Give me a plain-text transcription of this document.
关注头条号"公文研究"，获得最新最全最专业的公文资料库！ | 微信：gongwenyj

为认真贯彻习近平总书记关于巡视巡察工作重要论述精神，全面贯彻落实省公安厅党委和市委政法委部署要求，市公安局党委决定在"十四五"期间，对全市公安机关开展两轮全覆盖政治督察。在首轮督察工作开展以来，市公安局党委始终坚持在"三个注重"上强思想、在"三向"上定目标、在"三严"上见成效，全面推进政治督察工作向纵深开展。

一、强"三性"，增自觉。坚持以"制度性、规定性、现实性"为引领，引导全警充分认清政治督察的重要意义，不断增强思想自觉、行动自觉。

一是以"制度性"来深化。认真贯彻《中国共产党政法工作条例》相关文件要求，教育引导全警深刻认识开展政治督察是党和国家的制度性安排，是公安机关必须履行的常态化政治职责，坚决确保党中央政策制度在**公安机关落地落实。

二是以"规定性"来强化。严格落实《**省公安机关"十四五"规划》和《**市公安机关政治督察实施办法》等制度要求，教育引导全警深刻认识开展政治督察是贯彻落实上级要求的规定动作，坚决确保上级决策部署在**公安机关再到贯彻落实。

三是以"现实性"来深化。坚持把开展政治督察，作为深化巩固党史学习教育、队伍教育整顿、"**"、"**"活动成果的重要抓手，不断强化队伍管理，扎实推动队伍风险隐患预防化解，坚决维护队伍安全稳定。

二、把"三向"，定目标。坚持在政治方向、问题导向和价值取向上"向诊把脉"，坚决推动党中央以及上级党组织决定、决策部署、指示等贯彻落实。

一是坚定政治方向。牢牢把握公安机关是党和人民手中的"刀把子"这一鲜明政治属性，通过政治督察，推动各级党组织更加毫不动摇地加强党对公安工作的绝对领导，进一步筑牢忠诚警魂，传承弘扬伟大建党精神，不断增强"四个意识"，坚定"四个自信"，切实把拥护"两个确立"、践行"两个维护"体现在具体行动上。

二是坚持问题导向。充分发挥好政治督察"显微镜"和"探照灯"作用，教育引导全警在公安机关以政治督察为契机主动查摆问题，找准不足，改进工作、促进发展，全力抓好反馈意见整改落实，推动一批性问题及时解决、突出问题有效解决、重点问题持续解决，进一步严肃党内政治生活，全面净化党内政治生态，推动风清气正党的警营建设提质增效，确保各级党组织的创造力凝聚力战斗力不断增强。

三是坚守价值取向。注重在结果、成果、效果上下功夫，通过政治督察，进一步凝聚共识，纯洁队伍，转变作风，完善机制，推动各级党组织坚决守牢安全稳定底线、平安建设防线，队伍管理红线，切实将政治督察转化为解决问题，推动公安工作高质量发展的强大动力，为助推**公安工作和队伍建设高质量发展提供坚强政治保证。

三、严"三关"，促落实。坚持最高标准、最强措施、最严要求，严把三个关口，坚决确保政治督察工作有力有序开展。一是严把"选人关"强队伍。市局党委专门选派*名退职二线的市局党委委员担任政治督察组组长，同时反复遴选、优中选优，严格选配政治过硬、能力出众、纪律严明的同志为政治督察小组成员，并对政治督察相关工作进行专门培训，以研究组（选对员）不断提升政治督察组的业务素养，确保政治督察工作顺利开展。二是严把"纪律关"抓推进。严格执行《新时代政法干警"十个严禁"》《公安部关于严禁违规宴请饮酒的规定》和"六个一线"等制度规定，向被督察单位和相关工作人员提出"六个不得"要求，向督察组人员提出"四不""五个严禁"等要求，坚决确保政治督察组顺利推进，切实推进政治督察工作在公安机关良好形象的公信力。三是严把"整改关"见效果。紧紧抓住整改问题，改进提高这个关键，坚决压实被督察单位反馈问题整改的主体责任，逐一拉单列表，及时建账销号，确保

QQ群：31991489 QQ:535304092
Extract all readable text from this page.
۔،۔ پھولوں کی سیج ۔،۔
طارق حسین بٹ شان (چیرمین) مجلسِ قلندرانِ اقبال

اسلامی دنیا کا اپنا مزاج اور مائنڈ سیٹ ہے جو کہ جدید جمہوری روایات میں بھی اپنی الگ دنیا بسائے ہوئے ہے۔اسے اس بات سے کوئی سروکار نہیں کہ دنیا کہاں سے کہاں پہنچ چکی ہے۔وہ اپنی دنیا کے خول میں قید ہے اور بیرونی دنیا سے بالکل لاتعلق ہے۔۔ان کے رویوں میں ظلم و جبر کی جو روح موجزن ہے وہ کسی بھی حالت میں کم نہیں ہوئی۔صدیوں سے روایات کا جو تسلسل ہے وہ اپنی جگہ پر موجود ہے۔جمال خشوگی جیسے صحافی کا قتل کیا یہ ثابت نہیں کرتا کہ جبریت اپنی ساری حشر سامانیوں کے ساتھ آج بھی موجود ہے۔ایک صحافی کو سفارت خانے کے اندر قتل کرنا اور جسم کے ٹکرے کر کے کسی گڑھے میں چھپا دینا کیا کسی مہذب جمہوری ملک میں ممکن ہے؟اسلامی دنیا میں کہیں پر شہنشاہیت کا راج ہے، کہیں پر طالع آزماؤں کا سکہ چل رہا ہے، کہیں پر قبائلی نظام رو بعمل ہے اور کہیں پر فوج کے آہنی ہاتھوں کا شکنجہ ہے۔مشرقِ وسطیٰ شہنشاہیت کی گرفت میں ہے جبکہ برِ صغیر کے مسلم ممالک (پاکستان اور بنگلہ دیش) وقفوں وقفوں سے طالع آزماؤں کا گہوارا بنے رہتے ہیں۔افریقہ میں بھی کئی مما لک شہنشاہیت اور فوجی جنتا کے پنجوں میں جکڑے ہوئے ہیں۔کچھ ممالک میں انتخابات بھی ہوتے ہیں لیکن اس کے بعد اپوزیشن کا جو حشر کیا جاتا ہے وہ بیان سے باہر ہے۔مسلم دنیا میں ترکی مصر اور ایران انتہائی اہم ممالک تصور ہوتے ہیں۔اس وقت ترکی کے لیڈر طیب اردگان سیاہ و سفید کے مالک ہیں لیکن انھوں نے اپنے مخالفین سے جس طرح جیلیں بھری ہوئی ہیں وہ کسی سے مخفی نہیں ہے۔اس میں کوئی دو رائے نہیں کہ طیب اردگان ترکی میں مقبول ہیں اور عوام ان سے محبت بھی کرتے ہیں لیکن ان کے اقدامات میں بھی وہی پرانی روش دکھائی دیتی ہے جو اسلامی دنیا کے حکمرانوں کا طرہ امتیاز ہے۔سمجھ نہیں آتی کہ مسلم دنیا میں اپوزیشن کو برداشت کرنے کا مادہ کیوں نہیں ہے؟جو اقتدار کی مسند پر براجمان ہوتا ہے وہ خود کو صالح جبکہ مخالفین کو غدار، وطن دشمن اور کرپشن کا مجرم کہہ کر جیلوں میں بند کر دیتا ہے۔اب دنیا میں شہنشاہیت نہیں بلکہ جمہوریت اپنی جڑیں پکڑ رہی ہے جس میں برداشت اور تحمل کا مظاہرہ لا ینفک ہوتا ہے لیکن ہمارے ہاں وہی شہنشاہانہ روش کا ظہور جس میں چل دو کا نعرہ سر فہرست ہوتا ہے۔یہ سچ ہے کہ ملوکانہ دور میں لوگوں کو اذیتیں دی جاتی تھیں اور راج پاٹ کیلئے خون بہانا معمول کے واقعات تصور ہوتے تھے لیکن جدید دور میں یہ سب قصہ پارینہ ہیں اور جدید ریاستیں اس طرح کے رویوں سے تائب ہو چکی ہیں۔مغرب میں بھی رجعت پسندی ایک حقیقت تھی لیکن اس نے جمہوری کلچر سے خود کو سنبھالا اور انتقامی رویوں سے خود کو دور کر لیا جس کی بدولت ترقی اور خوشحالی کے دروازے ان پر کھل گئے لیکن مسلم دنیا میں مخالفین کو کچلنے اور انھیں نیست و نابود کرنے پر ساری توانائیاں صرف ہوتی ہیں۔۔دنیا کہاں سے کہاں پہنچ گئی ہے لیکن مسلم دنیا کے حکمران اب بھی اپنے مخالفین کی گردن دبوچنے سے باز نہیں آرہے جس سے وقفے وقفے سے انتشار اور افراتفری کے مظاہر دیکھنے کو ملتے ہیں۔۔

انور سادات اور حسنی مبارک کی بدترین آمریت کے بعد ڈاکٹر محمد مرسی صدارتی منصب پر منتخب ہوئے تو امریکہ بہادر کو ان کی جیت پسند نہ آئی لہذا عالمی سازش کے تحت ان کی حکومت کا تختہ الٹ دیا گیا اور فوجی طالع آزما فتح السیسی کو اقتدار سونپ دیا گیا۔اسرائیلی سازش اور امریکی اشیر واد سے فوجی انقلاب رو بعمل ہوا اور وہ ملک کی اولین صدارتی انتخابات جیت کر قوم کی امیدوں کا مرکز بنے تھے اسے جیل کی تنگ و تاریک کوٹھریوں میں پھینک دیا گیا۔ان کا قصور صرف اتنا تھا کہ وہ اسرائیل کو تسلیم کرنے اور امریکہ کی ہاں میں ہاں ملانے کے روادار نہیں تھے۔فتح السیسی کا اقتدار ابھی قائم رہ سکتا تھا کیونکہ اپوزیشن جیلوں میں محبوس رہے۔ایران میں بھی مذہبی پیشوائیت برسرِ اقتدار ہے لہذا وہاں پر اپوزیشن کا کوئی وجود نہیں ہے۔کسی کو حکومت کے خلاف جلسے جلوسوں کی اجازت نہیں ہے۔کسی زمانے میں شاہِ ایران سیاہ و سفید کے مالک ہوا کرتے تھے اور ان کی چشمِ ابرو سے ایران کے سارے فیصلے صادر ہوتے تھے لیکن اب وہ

--

- **Requirement**:
Track down every line of the material containing the string "text", and copy it.

- **Task output**:
Give me a plain-text transcription of this document.
Extract all readable text from this page.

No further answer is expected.